*Set exercise*. Write out the entire listing below exactly as it appears, minus any pictures.

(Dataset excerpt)
>>>
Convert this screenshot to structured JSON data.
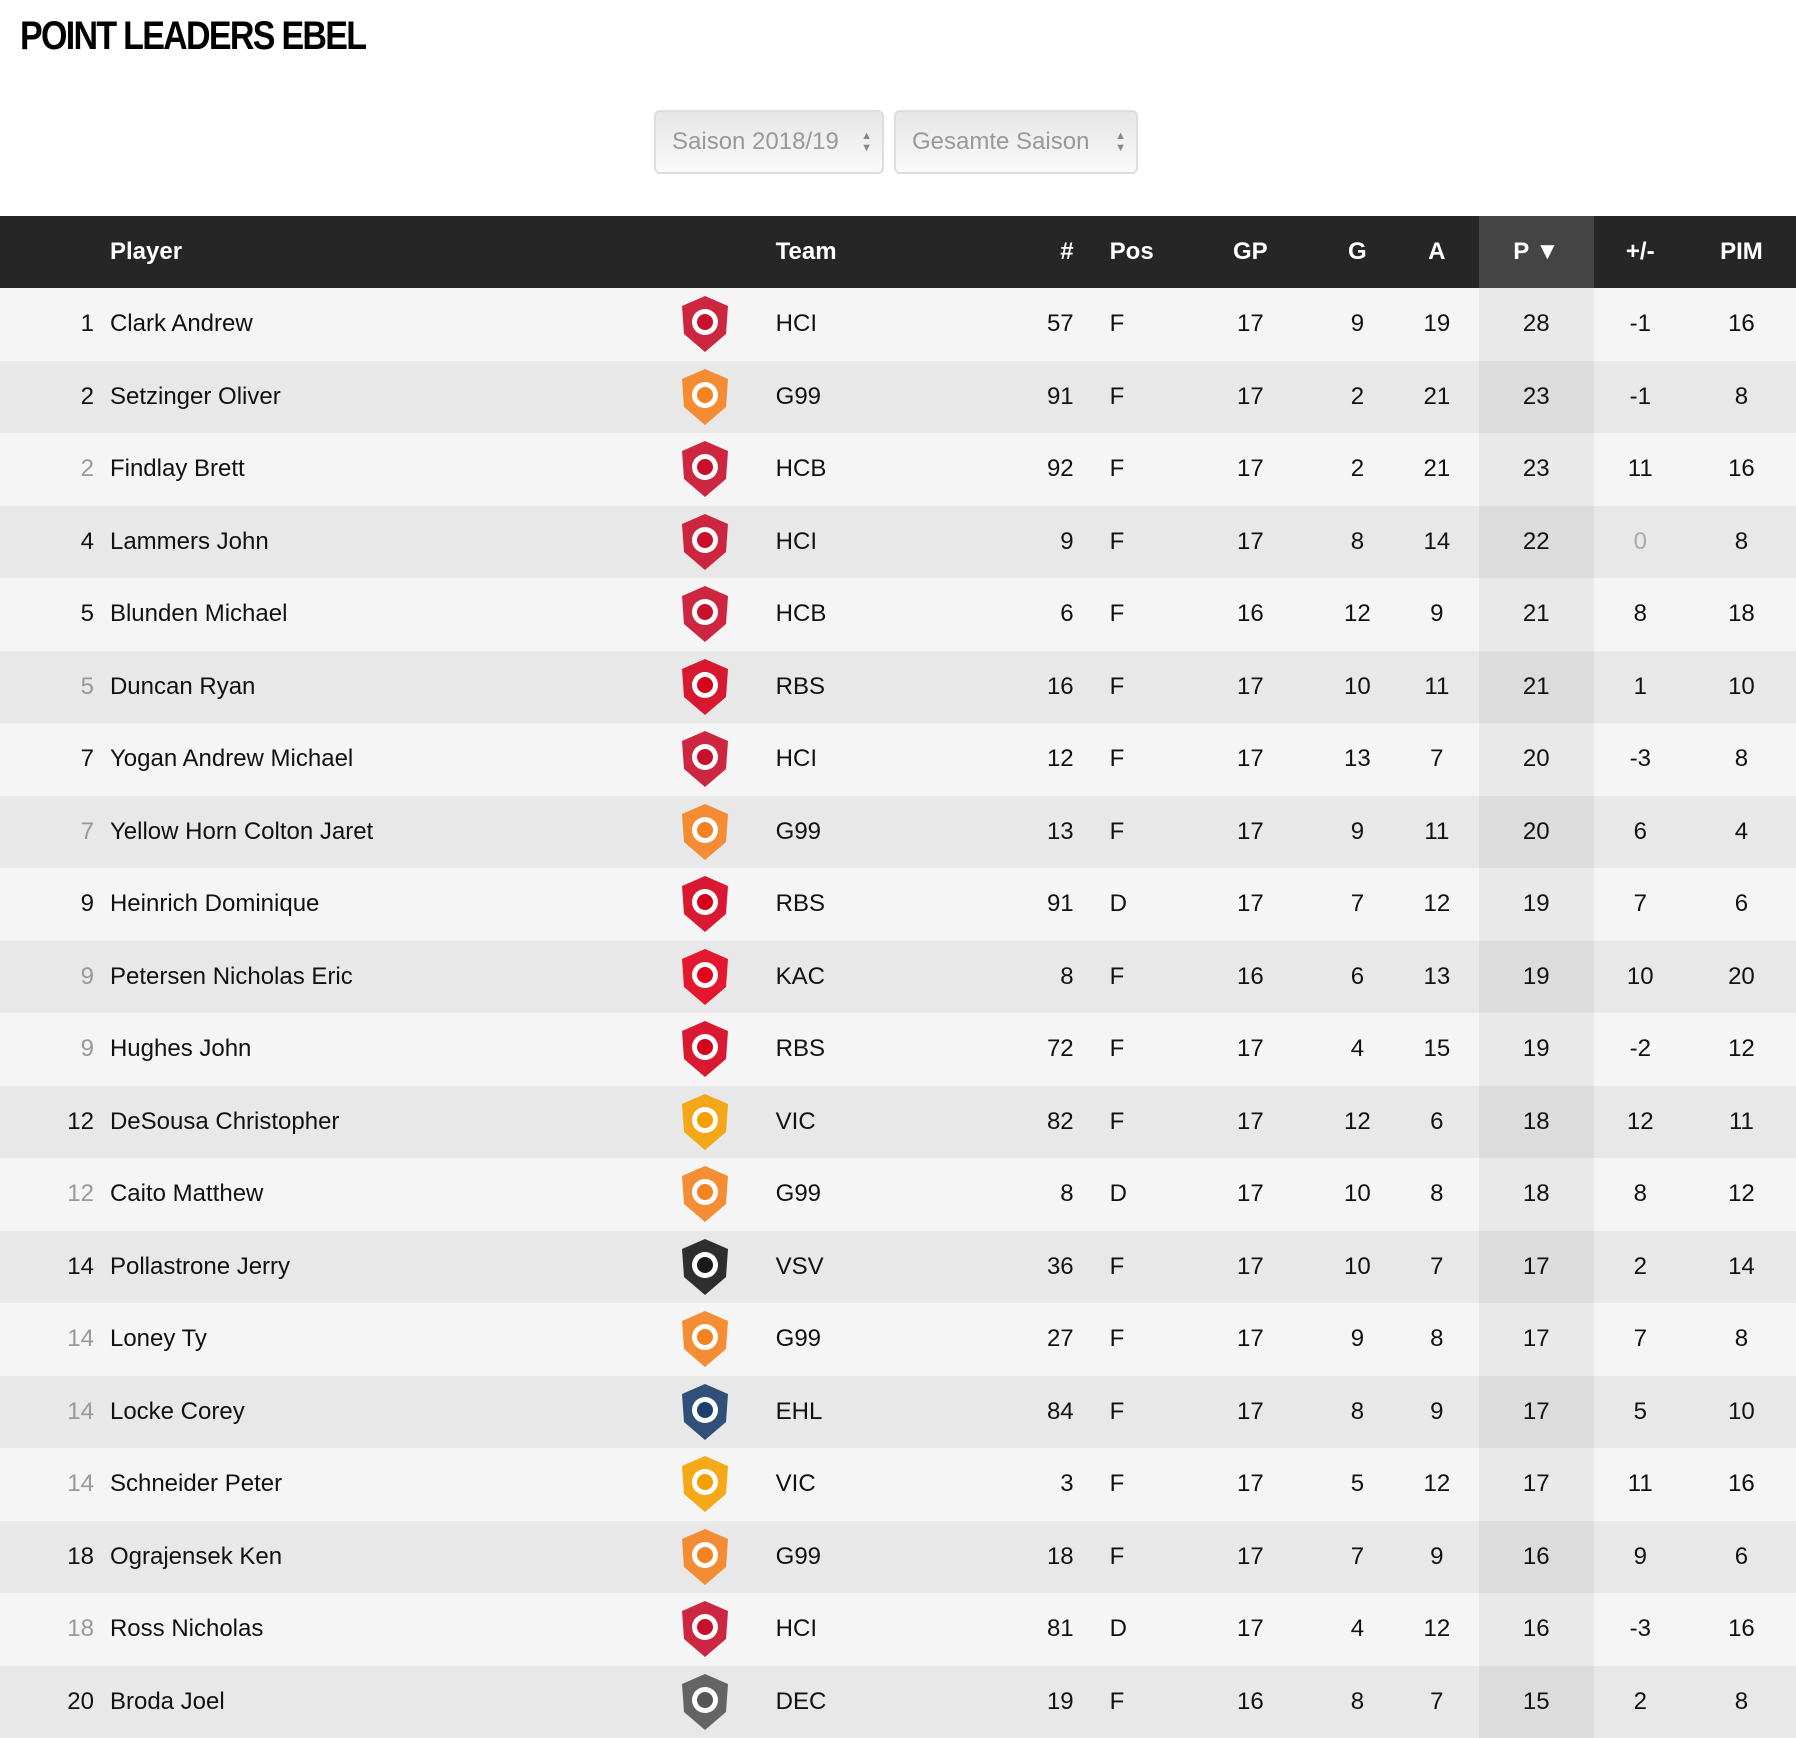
{
  "title": "POINT LEADERS EBEL",
  "filters": {
    "season": "Saison 2018/19",
    "period": "Gesamte Saison"
  },
  "columns": {
    "player": "Player",
    "team": "Team",
    "number": "#",
    "pos": "Pos",
    "gp": "GP",
    "g": "G",
    "a": "A",
    "p": "P ▼",
    "plusminus": "+/-",
    "pim": "PIM"
  },
  "team_colors": {
    "HCI": "#c8102e",
    "G99": "#f58220",
    "HCB": "#c8102e",
    "RBS": "#d6001c",
    "KAC": "#e2001a",
    "VIC": "#f5a000",
    "VSV": "#1a1a1a",
    "EHL": "#1c3f6e",
    "DEC": "#555555"
  },
  "rows": [
    {
      "rank": "1",
      "tie": false,
      "name": "Clark Andrew",
      "team": "HCI",
      "num": "57",
      "pos": "F",
      "gp": "17",
      "g": "9",
      "a": "19",
      "p": "28",
      "pm": "-1",
      "pim": "16"
    },
    {
      "rank": "2",
      "tie": false,
      "name": "Setzinger Oliver",
      "team": "G99",
      "num": "91",
      "pos": "F",
      "gp": "17",
      "g": "2",
      "a": "21",
      "p": "23",
      "pm": "-1",
      "pim": "8"
    },
    {
      "rank": "2",
      "tie": true,
      "name": "Findlay Brett",
      "team": "HCB",
      "num": "92",
      "pos": "F",
      "gp": "17",
      "g": "2",
      "a": "21",
      "p": "23",
      "pm": "11",
      "pim": "16"
    },
    {
      "rank": "4",
      "tie": false,
      "name": "Lammers John",
      "team": "HCI",
      "num": "9",
      "pos": "F",
      "gp": "17",
      "g": "8",
      "a": "14",
      "p": "22",
      "pm": "0",
      "pim": "8"
    },
    {
      "rank": "5",
      "tie": false,
      "name": "Blunden Michael",
      "team": "HCB",
      "num": "6",
      "pos": "F",
      "gp": "16",
      "g": "12",
      "a": "9",
      "p": "21",
      "pm": "8",
      "pim": "18"
    },
    {
      "rank": "5",
      "tie": true,
      "name": "Duncan Ryan",
      "team": "RBS",
      "num": "16",
      "pos": "F",
      "gp": "17",
      "g": "10",
      "a": "11",
      "p": "21",
      "pm": "1",
      "pim": "10"
    },
    {
      "rank": "7",
      "tie": false,
      "name": "Yogan Andrew Michael",
      "team": "HCI",
      "num": "12",
      "pos": "F",
      "gp": "17",
      "g": "13",
      "a": "7",
      "p": "20",
      "pm": "-3",
      "pim": "8"
    },
    {
      "rank": "7",
      "tie": true,
      "name": "Yellow Horn Colton Jaret",
      "team": "G99",
      "num": "13",
      "pos": "F",
      "gp": "17",
      "g": "9",
      "a": "11",
      "p": "20",
      "pm": "6",
      "pim": "4"
    },
    {
      "rank": "9",
      "tie": false,
      "name": "Heinrich Dominique",
      "team": "RBS",
      "num": "91",
      "pos": "D",
      "gp": "17",
      "g": "7",
      "a": "12",
      "p": "19",
      "pm": "7",
      "pim": "6"
    },
    {
      "rank": "9",
      "tie": true,
      "name": "Petersen Nicholas Eric",
      "team": "KAC",
      "num": "8",
      "pos": "F",
      "gp": "16",
      "g": "6",
      "a": "13",
      "p": "19",
      "pm": "10",
      "pim": "20"
    },
    {
      "rank": "9",
      "tie": true,
      "name": "Hughes John",
      "team": "RBS",
      "num": "72",
      "pos": "F",
      "gp": "17",
      "g": "4",
      "a": "15",
      "p": "19",
      "pm": "-2",
      "pim": "12"
    },
    {
      "rank": "12",
      "tie": false,
      "name": "DeSousa Christopher",
      "team": "VIC",
      "num": "82",
      "pos": "F",
      "gp": "17",
      "g": "12",
      "a": "6",
      "p": "18",
      "pm": "12",
      "pim": "11"
    },
    {
      "rank": "12",
      "tie": true,
      "name": "Caito Matthew",
      "team": "G99",
      "num": "8",
      "pos": "D",
      "gp": "17",
      "g": "10",
      "a": "8",
      "p": "18",
      "pm": "8",
      "pim": "12"
    },
    {
      "rank": "14",
      "tie": false,
      "name": "Pollastrone Jerry",
      "team": "VSV",
      "num": "36",
      "pos": "F",
      "gp": "17",
      "g": "10",
      "a": "7",
      "p": "17",
      "pm": "2",
      "pim": "14"
    },
    {
      "rank": "14",
      "tie": true,
      "name": "Loney Ty",
      "team": "G99",
      "num": "27",
      "pos": "F",
      "gp": "17",
      "g": "9",
      "a": "8",
      "p": "17",
      "pm": "7",
      "pim": "8"
    },
    {
      "rank": "14",
      "tie": true,
      "name": "Locke Corey",
      "team": "EHL",
      "num": "84",
      "pos": "F",
      "gp": "17",
      "g": "8",
      "a": "9",
      "p": "17",
      "pm": "5",
      "pim": "10"
    },
    {
      "rank": "14",
      "tie": true,
      "name": "Schneider Peter",
      "team": "VIC",
      "num": "3",
      "pos": "F",
      "gp": "17",
      "g": "5",
      "a": "12",
      "p": "17",
      "pm": "11",
      "pim": "16"
    },
    {
      "rank": "18",
      "tie": false,
      "name": "Ograjensek Ken",
      "team": "G99",
      "num": "18",
      "pos": "F",
      "gp": "17",
      "g": "7",
      "a": "9",
      "p": "16",
      "pm": "9",
      "pim": "6"
    },
    {
      "rank": "18",
      "tie": true,
      "name": "Ross Nicholas",
      "team": "HCI",
      "num": "81",
      "pos": "D",
      "gp": "17",
      "g": "4",
      "a": "12",
      "p": "16",
      "pm": "-3",
      "pim": "16"
    },
    {
      "rank": "20",
      "tie": false,
      "name": "Broda Joel",
      "team": "DEC",
      "num": "19",
      "pos": "F",
      "gp": "16",
      "g": "8",
      "a": "7",
      "p": "15",
      "pm": "2",
      "pim": "8"
    }
  ]
}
<<<
*Result of this exercise*.
Convert this screenshot to structured JSON data.
{
  "title": "POINT LEADERS EBEL",
  "filters": {
    "season": "Saison 2018/19",
    "period": "Gesamte Saison"
  },
  "columns": {
    "player": "Player",
    "team": "Team",
    "number": "#",
    "pos": "Pos",
    "gp": "GP",
    "g": "G",
    "a": "A",
    "p": "P ▼",
    "plusminus": "+/-",
    "pim": "PIM"
  },
  "team_colors": {
    "HCI": "#c8102e",
    "G99": "#f58220",
    "HCB": "#c8102e",
    "RBS": "#d6001c",
    "KAC": "#e2001a",
    "VIC": "#f5a000",
    "VSV": "#1a1a1a",
    "EHL": "#1c3f6e",
    "DEC": "#555555"
  },
  "rows": [
    {
      "rank": "1",
      "tie": false,
      "name": "Clark Andrew",
      "team": "HCI",
      "num": "57",
      "pos": "F",
      "gp": "17",
      "g": "9",
      "a": "19",
      "p": "28",
      "pm": "-1",
      "pim": "16"
    },
    {
      "rank": "2",
      "tie": false,
      "name": "Setzinger Oliver",
      "team": "G99",
      "num": "91",
      "pos": "F",
      "gp": "17",
      "g": "2",
      "a": "21",
      "p": "23",
      "pm": "-1",
      "pim": "8"
    },
    {
      "rank": "2",
      "tie": true,
      "name": "Findlay Brett",
      "team": "HCB",
      "num": "92",
      "pos": "F",
      "gp": "17",
      "g": "2",
      "a": "21",
      "p": "23",
      "pm": "11",
      "pim": "16"
    },
    {
      "rank": "4",
      "tie": false,
      "name": "Lammers John",
      "team": "HCI",
      "num": "9",
      "pos": "F",
      "gp": "17",
      "g": "8",
      "a": "14",
      "p": "22",
      "pm": "0",
      "pim": "8"
    },
    {
      "rank": "5",
      "tie": false,
      "name": "Blunden Michael",
      "team": "HCB",
      "num": "6",
      "pos": "F",
      "gp": "16",
      "g": "12",
      "a": "9",
      "p": "21",
      "pm": "8",
      "pim": "18"
    },
    {
      "rank": "5",
      "tie": true,
      "name": "Duncan Ryan",
      "team": "RBS",
      "num": "16",
      "pos": "F",
      "gp": "17",
      "g": "10",
      "a": "11",
      "p": "21",
      "pm": "1",
      "pim": "10"
    },
    {
      "rank": "7",
      "tie": false,
      "name": "Yogan Andrew Michael",
      "team": "HCI",
      "num": "12",
      "pos": "F",
      "gp": "17",
      "g": "13",
      "a": "7",
      "p": "20",
      "pm": "-3",
      "pim": "8"
    },
    {
      "rank": "7",
      "tie": true,
      "name": "Yellow Horn Colton Jaret",
      "team": "G99",
      "num": "13",
      "pos": "F",
      "gp": "17",
      "g": "9",
      "a": "11",
      "p": "20",
      "pm": "6",
      "pim": "4"
    },
    {
      "rank": "9",
      "tie": false,
      "name": "Heinrich Dominique",
      "team": "RBS",
      "num": "91",
      "pos": "D",
      "gp": "17",
      "g": "7",
      "a": "12",
      "p": "19",
      "pm": "7",
      "pim": "6"
    },
    {
      "rank": "9",
      "tie": true,
      "name": "Petersen Nicholas Eric",
      "team": "KAC",
      "num": "8",
      "pos": "F",
      "gp": "16",
      "g": "6",
      "a": "13",
      "p": "19",
      "pm": "10",
      "pim": "20"
    },
    {
      "rank": "9",
      "tie": true,
      "name": "Hughes John",
      "team": "RBS",
      "num": "72",
      "pos": "F",
      "gp": "17",
      "g": "4",
      "a": "15",
      "p": "19",
      "pm": "-2",
      "pim": "12"
    },
    {
      "rank": "12",
      "tie": false,
      "name": "DeSousa Christopher",
      "team": "VIC",
      "num": "82",
      "pos": "F",
      "gp": "17",
      "g": "12",
      "a": "6",
      "p": "18",
      "pm": "12",
      "pim": "11"
    },
    {
      "rank": "12",
      "tie": true,
      "name": "Caito Matthew",
      "team": "G99",
      "num": "8",
      "pos": "D",
      "gp": "17",
      "g": "10",
      "a": "8",
      "p": "18",
      "pm": "8",
      "pim": "12"
    },
    {
      "rank": "14",
      "tie": false,
      "name": "Pollastrone Jerry",
      "team": "VSV",
      "num": "36",
      "pos": "F",
      "gp": "17",
      "g": "10",
      "a": "7",
      "p": "17",
      "pm": "2",
      "pim": "14"
    },
    {
      "rank": "14",
      "tie": true,
      "name": "Loney Ty",
      "team": "G99",
      "num": "27",
      "pos": "F",
      "gp": "17",
      "g": "9",
      "a": "8",
      "p": "17",
      "pm": "7",
      "pim": "8"
    },
    {
      "rank": "14",
      "tie": true,
      "name": "Locke Corey",
      "team": "EHL",
      "num": "84",
      "pos": "F",
      "gp": "17",
      "g": "8",
      "a": "9",
      "p": "17",
      "pm": "5",
      "pim": "10"
    },
    {
      "rank": "14",
      "tie": true,
      "name": "Schneider Peter",
      "team": "VIC",
      "num": "3",
      "pos": "F",
      "gp": "17",
      "g": "5",
      "a": "12",
      "p": "17",
      "pm": "11",
      "pim": "16"
    },
    {
      "rank": "18",
      "tie": false,
      "name": "Ograjensek Ken",
      "team": "G99",
      "num": "18",
      "pos": "F",
      "gp": "17",
      "g": "7",
      "a": "9",
      "p": "16",
      "pm": "9",
      "pim": "6"
    },
    {
      "rank": "18",
      "tie": true,
      "name": "Ross Nicholas",
      "team": "HCI",
      "num": "81",
      "pos": "D",
      "gp": "17",
      "g": "4",
      "a": "12",
      "p": "16",
      "pm": "-3",
      "pim": "16"
    },
    {
      "rank": "20",
      "tie": false,
      "name": "Broda Joel",
      "team": "DEC",
      "num": "19",
      "pos": "F",
      "gp": "16",
      "g": "8",
      "a": "7",
      "p": "15",
      "pm": "2",
      "pim": "8"
    }
  ]
}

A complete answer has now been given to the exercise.